_Written task_
What follows is a block of records; restate each one word for word.

— Start of Excerpted records —

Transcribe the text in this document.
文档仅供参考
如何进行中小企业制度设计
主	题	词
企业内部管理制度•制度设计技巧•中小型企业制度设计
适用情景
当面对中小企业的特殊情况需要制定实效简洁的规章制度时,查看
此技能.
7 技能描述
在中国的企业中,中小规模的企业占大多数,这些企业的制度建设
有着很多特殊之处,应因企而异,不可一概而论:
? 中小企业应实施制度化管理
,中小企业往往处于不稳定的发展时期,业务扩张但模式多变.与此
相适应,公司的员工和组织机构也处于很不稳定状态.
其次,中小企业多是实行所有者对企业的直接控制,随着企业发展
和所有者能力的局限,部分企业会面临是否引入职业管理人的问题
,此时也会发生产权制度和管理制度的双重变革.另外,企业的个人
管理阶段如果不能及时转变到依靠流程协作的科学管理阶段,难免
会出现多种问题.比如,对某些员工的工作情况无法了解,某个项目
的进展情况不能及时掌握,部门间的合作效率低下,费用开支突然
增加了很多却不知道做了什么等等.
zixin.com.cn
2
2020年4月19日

— End of Excerpted records —

_Response below_
Transcribe the text in this document.
文档仅供参考
如何进行中小企业制度设计
主	题	词
企业内部管理制度•制度设计技巧•中小型企业制度设计
适用情景
当面对中小企业的特殊情况需要制定实效简洁的规章制度时,查看
此技能.
7 技能描述
在中国的企业中,中小规模的企业占大多数,这些企业的制度建设
有着很多特殊之处,应因企而异,不可一概而论:
? 中小企业应实施制度化管理
,中小企业往往处于不稳定的发展时期,业务扩张但模式多变.与此
相适应,公司的员工和组织机构也处于很不稳定状态.
其次,中小企业多是实行所有者对企业的直接控制,随着企业发展
和所有者能力的局限,部分企业会面临是否引入职业管理人的问题
,此时也会发生产权制度和管理制度的双重变革.另外,企业的个人
管理阶段如果不能及时转变到依靠流程协作的科学管理阶段,难免
会出现多种问题.比如,对某些员工的工作情况无法了解,某个项目
的进展情况不能及时掌握,部门间的合作效率低下,费用开支突然
增加了很多却不知道做了什么等等.
zixin.com.cn
2
2020年4月19日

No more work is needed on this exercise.